__YOUR GOAL__:
Go through the entries and transcribe each one exactly, dropping the pictures.

= = = = = = =

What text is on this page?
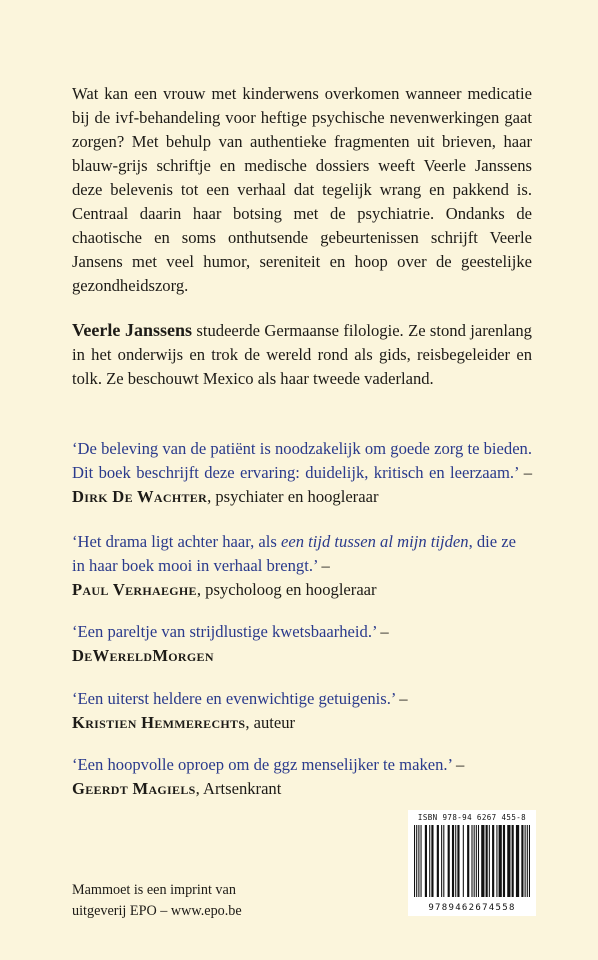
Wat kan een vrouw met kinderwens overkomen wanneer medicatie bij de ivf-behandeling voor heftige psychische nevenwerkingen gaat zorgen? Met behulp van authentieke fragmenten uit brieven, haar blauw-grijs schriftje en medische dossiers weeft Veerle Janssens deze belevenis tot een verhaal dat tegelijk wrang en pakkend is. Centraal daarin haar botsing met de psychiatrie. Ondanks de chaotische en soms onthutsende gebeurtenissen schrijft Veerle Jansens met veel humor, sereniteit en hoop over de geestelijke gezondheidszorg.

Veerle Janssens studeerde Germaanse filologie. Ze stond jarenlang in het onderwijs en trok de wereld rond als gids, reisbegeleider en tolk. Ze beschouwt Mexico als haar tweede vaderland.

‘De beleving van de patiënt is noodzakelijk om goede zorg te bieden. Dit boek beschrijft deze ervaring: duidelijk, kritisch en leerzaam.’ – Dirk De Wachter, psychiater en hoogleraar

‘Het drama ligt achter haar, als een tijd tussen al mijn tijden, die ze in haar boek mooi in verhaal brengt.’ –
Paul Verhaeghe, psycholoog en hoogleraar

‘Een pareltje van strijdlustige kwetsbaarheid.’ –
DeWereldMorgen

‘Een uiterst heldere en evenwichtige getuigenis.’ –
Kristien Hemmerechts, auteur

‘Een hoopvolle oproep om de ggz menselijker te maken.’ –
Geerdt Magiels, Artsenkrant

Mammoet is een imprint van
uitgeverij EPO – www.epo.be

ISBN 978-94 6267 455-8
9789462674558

= = = = = = =

__WRITTEN ANSWER__:
What text is on this page?
Wat kan een vrouw met kinderwens overkomen wanneer medicatie bij de ivf-behandeling voor heftige psychische nevenwerkingen gaat zorgen? Met behulp van authentieke fragmenten uit brieven, haar blauw-grijs schriftje en medische dossiers weeft Veerle Janssens deze belevenis tot een verhaal dat tegelijk wrang en pakkend is. Centraal daarin haar botsing met de psychiatrie. Ondanks de chaotische en soms onthutsende gebeurtenissen schrijft Veerle Jansens met veel humor, sereniteit en hoop over de geestelijke gezondheidszorg.

Veerle Janssens studeerde Germaanse filologie. Ze stond jarenlang in het onderwijs en trok de wereld rond als gids, reisbegeleider en tolk. Ze beschouwt Mexico als haar tweede vaderland.

‘De beleving van de patiënt is noodzakelijk om goede zorg te bieden. Dit boek beschrijft deze ervaring: duidelijk, kritisch en leerzaam.’ – Dirk De Wachter, psychiater en hoogleraar

‘Het drama ligt achter haar, als een tijd tussen al mijn tijden, die ze in haar boek mooi in verhaal brengt.’ –
Paul Verhaeghe, psycholoog en hoogleraar

‘Een pareltje van strijdlustige kwetsbaarheid.’ –
DeWereldMorgen

‘Een uiterst heldere en evenwichtige getuigenis.’ –
Kristien Hemmerechts, auteur

‘Een hoopvolle oproep om de ggz menselijker te maken.’ –
Geerdt Magiels, Artsenkrant

Mammoet is een imprint van
uitgeverij EPO – www.epo.be

ISBN 978-94 6267 455-8
9789462674558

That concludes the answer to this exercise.